▶ **WHAT THE TASK ASKS**: Each line of the listing that contains the word "LELAND" is to be copied.

▶ **DATASET ENTRIES**:
# # # # #
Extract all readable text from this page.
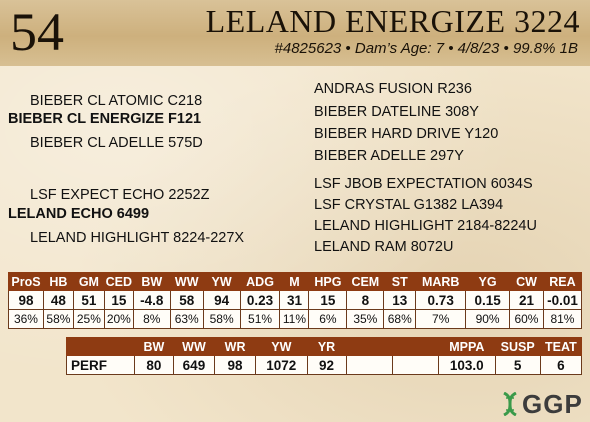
54	LELAND ENERGIZE 3224
#4825623 • Dam’s Age: 7 • 4/8/23 • 99.8% 1B
BIEBER CL ATOMIC C218
BIEBER CL ENERGIZE F121
BIEBER CL ADELLE 575D
LSF EXPECT ECHO 2252Z
LELAND ECHO 6499
LELAND HIGHLIGHT 8224-227X
ANDRAS FUSION R236
BIEBER DATELINE 308Y
BIEBER HARD DRIVE Y120
BIEBER ADELLE 297Y
LSF JBOB EXPECTATION 6034S
LSF CRYSTAL G1382 LA394
LELAND HIGHLIGHT 2184-8224U
LELAND RAM 8072U
ProS	HB	GM	CED	BW	WW	YW	ADG	M	HPG	CEM	ST	MARB	YG	CW	REA
98	48	51	15	-4.8	58	94	0.23	31	15	8	13	0.73	0.15	21	-0.01
36%	58%	25%	20%	8%	63%	58%	51%	11%	6%	35%	68%	7%	90%	60%	81%
	BW	WW	WR	YW	YR			MPPA	SUSP	TEAT
PERF	80	649	98	1072	92			103.0	5	6
GGP
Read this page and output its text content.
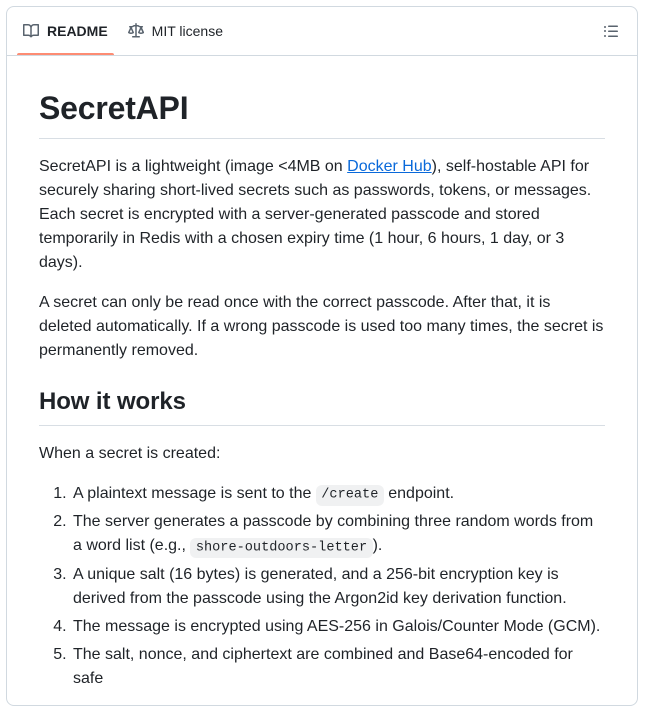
README	MIT license
SecretAPI

SecretAPI is a lightweight (image <4MB on Docker Hub), self-hostable API for securely sharing short-lived secrets such as passwords, tokens, or messages. Each secret is encrypted with a server-generated passcode and stored temporarily in Redis with a chosen expiry time (1 hour, 6 hours, 1 day, or 3 days).

A secret can only be read once with the correct passcode. After that, it is deleted automatically. If a wrong passcode is used too many times, the secret is permanently removed.

How it works

When a secret is created:

1. A plaintext message is sent to the /create endpoint.
2. The server generates a passcode by combining three random words from a word list (e.g., shore-outdoors-letter ).
3. A unique salt (16 bytes) is generated, and a 256-bit encryption key is derived from the passcode using the Argon2id key derivation function.
4. The message is encrypted using AES-256 in Galois/Counter Mode (GCM).
5. The salt, nonce, and ciphertext are combined and Base64-encoded for safe
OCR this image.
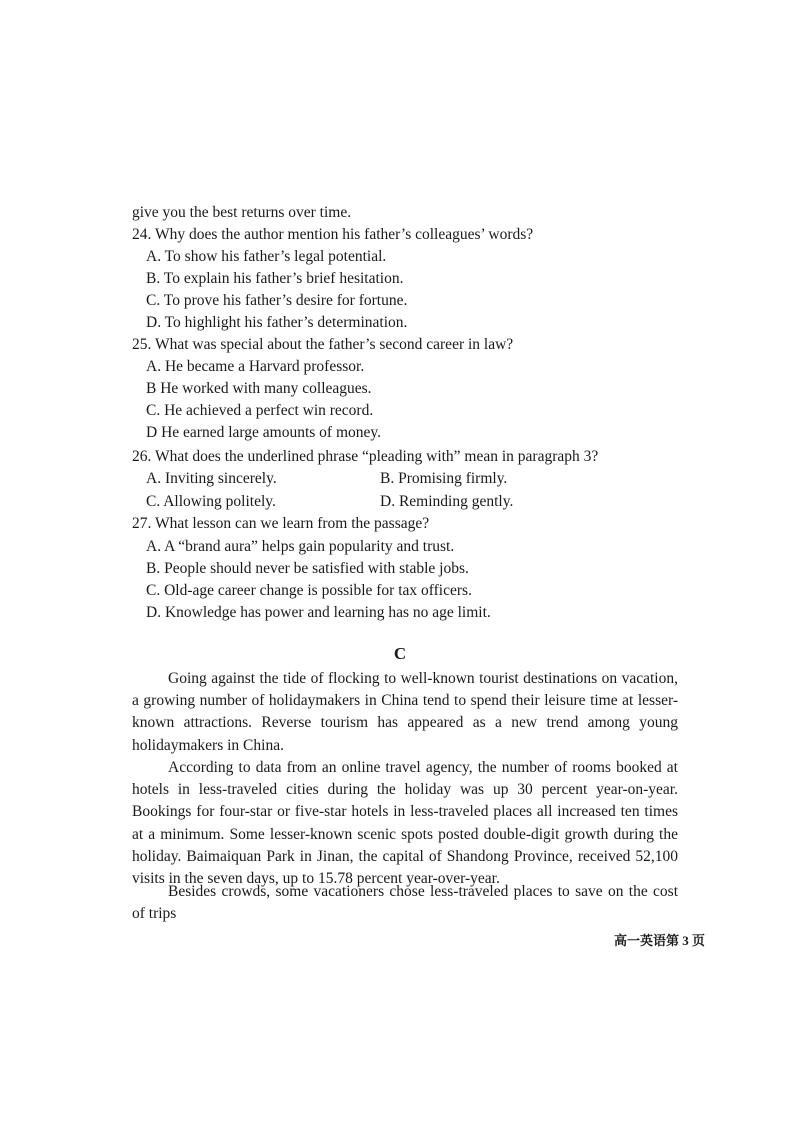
give you the best returns over time.
24. Why does the author mention his father’s colleagues’ words?
A. To show his father’s legal potential.
B. To explain his father’s brief hesitation.
C. To prove his father’s desire for fortune.
D. To highlight his father’s determination.
25. What was special about the father’s second career in law?
A. He became a Harvard professor.
B He worked with many colleagues.
C. He achieved a perfect win record.
D He earned large amounts of money.
26. What does the underlined phrase “pleading with” mean in paragraph 3?
A. Inviting sincerely.	B. Promising firmly.
C. Allowing politely.	D. Reminding gently.
27. What lesson can we learn from the passage?
A. A “brand aura” helps gain popularity and trust.
B. People should never be satisfied with stable jobs.
C. Old-age career change is possible for tax officers.
D. Knowledge has power and learning has no age limit.
C
Going against the tide of flocking to well-known tourist destinations on vacation, a growing number of holidaymakers in China tend to spend their leisure time at lesser-known attractions. Reverse tourism has appeared as a new trend among young holidaymakers in China.
According to data from an online travel agency, the number of rooms booked at hotels in less-traveled cities during the holiday was up 30 percent year-on-year. Bookings for four-star or five-star hotels in less-traveled places all increased ten times at a minimum. Some lesser-known scenic spots posted double-digit growth during the holiday. Baimaiquan Park in Jinan, the capital of Shandong Province, received 52,100 visits in the seven days, up to 15.78 percent year-over-year.
Besides crowds, some vacationers chose less-traveled places to save on the cost of trips
高一英语第 3 页
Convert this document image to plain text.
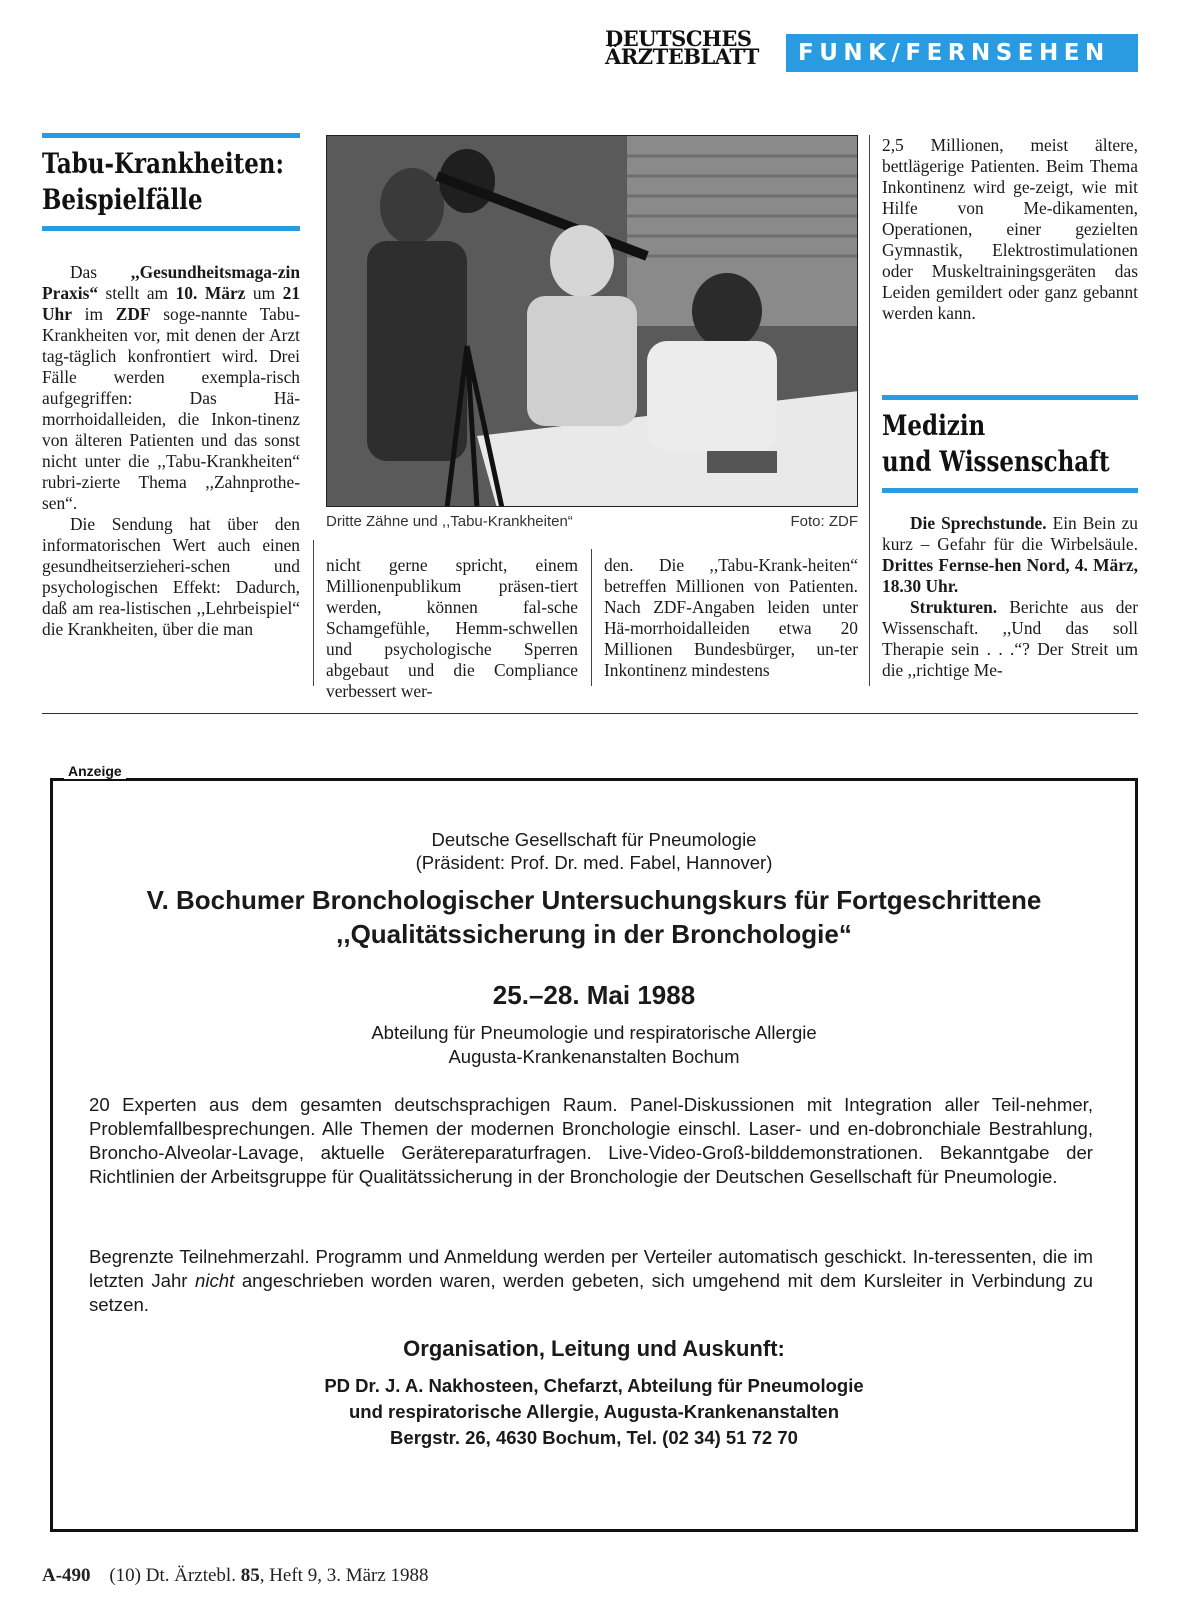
DEUTSCHES
ÄRZTEBLATT	FUNK/FERNSEHEN
Tabu-Krankheiten:
Beispielfälle

Das ,,Gesundheitsmaga-zin Praxis“ stellt am 10. März um 21 Uhr im ZDF soge-nannte Tabu-Krankheiten vor, mit denen der Arzt tag-täglich konfrontiert wird. Drei Fälle werden exempla-risch aufgegriffen: Das Hä-morrhoidalleiden, die Inkon-tinenz von älteren Patienten und das sonst nicht unter die ,,Tabu-Krankheiten“ rubri-zierte Thema ,,Zahnprothe-sen“.

Die Sendung hat über den informatorischen Wert auch einen gesundheitserzieheri-schen und psychologischen Effekt: Dadurch, daß am rea-listischen ,,Lehrbeispiel“ die Krankheiten, über die man

Dritte Zähne und ,,Tabu-Krankheiten“	Foto: ZDF

nicht gerne spricht, einem Millionenpublikum präsen-tiert werden, können fal-sche Schamgefühle, Hemm-schwellen und psychologische Sperren abgebaut und die Compliance verbessert wer-

den. Die ,,Tabu-Krank-heiten“ betreffen Millionen von Patienten. Nach ZDF-Angaben leiden unter Hä-morrhoidalleiden etwa 20 Millionen Bundesbürger, un-ter Inkontinenz mindestens

2,5 Millionen, meist ältere, bettlägerige Patienten. Beim Thema Inkontinenz wird ge-zeigt, wie mit Hilfe von Me-dikamenten, Operationen, einer gezielten Gymnastik, Elektrostimulationen oder Muskeltrainingsgeräten das Leiden gemildert oder ganz gebannt werden kann.

Medizin
und Wissenschaft

Die Sprechstunde. Ein Bein zu kurz – Gefahr für die Wirbelsäule. Drittes Fernse-hen Nord, 4. März, 18.30 Uhr.

Strukturen. Berichte aus der Wissenschaft. ,,Und das soll Therapie sein . . .“? Der Streit um die ,,richtige Me-

Anzeige
Deutsche Gesellschaft für Pneumologie
(Präsident: Prof. Dr. med. Fabel, Hannover)
V. Bochumer Bronchologischer Untersuchungskurs für Fortgeschrittene
,,Qualitätssicherung in der Bronchologie“
25.–28. Mai 1988
Abteilung für Pneumologie und respiratorische Allergie
Augusta-Krankenanstalten Bochum
20 Experten aus dem gesamten deutschsprachigen Raum. Panel-Diskussionen mit Integration aller Teil-nehmer, Problemfallbesprechungen. Alle Themen der modernen Bronchologie einschl. Laser- und en-dobronchiale Bestrahlung, Broncho-Alveolar-Lavage, aktuelle Gerätereparaturfragen. Live-Video-Groß-bilddemonstrationen. Bekanntgabe der Richtlinien der Arbeitsgruppe für Qualitätssicherung in der Bronchologie der Deutschen Gesellschaft für Pneumologie.
Begrenzte Teilnehmerzahl. Programm und Anmeldung werden per Verteiler automatisch geschickt. In-teressenten, die im letzten Jahr nicht angeschrieben worden waren, werden gebeten, sich umgehend mit dem Kursleiter in Verbindung zu setzen.
Organisation, Leitung und Auskunft:
PD Dr. J. A. Nakhosteen, Chefarzt, Abteilung für Pneumologie
und respiratorische Allergie, Augusta-Krankenanstalten
Bergstr. 26, 4630 Bochum, Tel. (02 34) 51 72 70
A-490 (10) Dt. Ärztebl. 85, Heft 9, 3. März 1988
# # # # #
▶ **CORRECT ANSWER**:
54	LELAND ENERGIZE 3224
LELAND ECHO 6499
LELAND HIGHLIGHT 8224-227X
LELAND HIGHLIGHT 2184-8224U
LELAND RAM 8072U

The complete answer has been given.